=== Data for this task ===

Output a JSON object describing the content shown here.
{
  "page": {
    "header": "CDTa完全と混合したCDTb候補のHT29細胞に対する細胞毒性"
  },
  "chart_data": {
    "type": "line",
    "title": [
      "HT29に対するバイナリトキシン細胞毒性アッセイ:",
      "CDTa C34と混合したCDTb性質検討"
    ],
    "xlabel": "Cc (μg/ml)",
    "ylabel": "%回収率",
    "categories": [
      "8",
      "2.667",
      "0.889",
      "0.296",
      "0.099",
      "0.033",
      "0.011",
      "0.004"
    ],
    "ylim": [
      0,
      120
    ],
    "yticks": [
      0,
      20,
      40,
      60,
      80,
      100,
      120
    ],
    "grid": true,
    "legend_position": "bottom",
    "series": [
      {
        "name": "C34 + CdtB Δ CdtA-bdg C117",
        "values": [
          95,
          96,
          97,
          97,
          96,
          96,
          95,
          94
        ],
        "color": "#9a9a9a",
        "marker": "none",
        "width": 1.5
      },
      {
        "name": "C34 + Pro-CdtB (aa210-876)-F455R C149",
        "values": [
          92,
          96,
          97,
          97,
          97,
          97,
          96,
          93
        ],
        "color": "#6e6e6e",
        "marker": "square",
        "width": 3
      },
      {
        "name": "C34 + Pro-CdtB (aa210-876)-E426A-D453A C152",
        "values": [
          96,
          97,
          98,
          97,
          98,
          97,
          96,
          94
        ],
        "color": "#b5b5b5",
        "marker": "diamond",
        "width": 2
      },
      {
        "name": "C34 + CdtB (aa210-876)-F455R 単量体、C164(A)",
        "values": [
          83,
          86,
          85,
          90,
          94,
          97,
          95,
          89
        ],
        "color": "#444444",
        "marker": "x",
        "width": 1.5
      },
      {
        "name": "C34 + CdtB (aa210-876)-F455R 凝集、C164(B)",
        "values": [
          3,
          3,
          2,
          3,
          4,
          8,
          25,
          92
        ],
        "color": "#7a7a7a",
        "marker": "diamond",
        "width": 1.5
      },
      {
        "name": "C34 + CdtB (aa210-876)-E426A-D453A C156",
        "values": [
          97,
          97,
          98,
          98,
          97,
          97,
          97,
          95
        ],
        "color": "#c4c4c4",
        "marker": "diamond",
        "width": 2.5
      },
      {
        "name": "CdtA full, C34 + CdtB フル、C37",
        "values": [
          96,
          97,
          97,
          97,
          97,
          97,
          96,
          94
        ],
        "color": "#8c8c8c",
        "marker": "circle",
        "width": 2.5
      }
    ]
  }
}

===
=== Data for this task ===

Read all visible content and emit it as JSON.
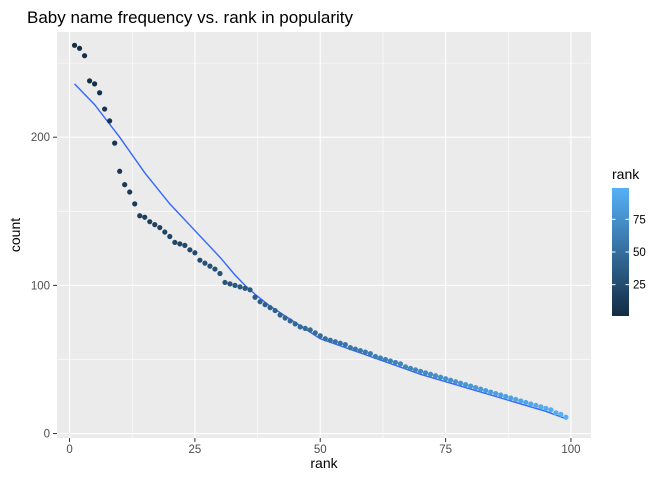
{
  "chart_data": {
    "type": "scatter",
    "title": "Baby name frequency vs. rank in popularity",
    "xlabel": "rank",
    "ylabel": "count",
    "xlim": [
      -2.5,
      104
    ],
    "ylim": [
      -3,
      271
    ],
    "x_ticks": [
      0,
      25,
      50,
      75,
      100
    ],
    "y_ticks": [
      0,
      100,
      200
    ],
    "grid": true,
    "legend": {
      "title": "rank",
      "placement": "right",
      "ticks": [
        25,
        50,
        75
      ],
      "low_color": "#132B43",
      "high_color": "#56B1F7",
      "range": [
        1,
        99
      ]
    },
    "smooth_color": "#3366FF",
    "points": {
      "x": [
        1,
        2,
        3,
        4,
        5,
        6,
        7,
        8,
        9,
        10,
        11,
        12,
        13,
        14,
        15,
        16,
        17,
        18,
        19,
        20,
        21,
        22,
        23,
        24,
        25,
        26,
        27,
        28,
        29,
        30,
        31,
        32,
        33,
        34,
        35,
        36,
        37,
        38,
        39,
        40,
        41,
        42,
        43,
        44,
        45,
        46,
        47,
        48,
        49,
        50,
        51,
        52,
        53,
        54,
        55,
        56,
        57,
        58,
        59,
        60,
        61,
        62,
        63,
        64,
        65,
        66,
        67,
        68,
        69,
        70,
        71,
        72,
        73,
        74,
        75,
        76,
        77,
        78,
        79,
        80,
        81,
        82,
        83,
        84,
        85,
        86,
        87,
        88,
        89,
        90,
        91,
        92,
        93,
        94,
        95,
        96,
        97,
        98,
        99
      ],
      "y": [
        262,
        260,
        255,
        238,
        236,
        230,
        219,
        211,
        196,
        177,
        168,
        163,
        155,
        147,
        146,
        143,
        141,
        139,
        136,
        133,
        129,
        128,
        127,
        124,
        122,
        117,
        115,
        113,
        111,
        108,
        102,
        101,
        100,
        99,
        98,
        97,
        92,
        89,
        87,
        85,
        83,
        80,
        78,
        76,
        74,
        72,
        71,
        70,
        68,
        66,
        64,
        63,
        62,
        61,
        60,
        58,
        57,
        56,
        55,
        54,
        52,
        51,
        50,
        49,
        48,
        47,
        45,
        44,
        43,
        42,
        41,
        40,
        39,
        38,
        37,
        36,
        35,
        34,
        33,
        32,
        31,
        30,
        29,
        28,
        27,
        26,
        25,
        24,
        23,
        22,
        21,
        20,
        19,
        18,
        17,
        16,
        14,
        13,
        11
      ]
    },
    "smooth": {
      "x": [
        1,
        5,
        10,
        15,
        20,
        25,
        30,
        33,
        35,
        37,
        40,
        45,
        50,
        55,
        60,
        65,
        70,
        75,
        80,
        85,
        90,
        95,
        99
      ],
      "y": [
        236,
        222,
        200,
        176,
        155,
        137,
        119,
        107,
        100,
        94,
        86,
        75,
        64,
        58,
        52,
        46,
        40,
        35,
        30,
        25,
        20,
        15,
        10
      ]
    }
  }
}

===
=== Data for this task ===

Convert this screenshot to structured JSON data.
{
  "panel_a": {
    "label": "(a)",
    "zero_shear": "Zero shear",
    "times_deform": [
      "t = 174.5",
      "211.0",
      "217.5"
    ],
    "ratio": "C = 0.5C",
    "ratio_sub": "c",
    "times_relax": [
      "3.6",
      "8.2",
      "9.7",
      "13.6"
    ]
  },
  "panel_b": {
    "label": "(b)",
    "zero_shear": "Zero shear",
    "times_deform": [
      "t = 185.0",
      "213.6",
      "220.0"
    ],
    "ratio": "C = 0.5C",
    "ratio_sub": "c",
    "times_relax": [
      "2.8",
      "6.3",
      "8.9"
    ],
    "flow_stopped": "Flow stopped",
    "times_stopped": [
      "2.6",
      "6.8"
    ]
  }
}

===

To do: Identify which lines contain the word "content" and copy each one.

Exercise response:
Output a JSON object describing the content shown here.
Read all visible content and emit it as JSON.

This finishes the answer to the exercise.